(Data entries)
** start **
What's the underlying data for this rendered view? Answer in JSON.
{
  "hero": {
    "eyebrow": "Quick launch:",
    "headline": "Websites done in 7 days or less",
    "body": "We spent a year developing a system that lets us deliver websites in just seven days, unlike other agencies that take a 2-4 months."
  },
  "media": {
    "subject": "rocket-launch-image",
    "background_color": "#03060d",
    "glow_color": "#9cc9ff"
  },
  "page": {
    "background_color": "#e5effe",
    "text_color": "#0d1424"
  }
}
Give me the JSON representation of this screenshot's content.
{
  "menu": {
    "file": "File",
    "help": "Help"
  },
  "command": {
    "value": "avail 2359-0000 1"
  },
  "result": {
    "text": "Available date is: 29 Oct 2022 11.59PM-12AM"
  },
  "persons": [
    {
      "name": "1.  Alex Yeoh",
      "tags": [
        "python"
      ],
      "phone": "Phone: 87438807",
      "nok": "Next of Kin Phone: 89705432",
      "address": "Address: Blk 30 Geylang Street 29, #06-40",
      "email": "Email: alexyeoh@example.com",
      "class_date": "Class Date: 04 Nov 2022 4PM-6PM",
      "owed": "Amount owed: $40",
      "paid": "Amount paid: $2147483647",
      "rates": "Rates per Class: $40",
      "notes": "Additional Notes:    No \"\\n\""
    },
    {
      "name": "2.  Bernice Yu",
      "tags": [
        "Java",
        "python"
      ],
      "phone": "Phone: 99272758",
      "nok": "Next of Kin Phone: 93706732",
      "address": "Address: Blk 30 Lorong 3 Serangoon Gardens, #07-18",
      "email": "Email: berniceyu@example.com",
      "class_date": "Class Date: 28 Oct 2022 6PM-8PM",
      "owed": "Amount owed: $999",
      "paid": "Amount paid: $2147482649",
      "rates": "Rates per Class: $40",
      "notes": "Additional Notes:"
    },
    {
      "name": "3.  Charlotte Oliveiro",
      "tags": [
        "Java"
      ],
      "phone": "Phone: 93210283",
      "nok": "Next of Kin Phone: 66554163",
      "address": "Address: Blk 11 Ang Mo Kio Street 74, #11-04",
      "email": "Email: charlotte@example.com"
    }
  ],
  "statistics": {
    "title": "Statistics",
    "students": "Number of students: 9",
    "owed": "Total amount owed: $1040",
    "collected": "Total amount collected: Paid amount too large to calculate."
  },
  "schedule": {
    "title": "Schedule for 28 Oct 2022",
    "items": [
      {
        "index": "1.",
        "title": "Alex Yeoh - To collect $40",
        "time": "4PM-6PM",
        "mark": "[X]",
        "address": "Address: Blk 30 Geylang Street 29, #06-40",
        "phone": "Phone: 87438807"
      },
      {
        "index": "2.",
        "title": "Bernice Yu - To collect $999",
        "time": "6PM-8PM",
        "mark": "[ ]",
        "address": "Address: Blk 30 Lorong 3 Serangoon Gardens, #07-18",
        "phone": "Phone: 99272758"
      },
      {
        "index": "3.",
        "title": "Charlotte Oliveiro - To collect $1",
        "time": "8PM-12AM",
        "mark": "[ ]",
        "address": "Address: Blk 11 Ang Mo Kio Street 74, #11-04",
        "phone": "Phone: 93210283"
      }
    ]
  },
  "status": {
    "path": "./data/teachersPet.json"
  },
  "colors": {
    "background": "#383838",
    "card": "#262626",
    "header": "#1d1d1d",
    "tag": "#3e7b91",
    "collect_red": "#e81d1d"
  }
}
** end **
Gather up, from the records above, each line where the word "name" appears.

▶ [Correct response]
      "name": "1.  Alex Yeoh",
      "name": "2.  Bernice Yu",
      "name": "3.  Charlotte Oliveiro",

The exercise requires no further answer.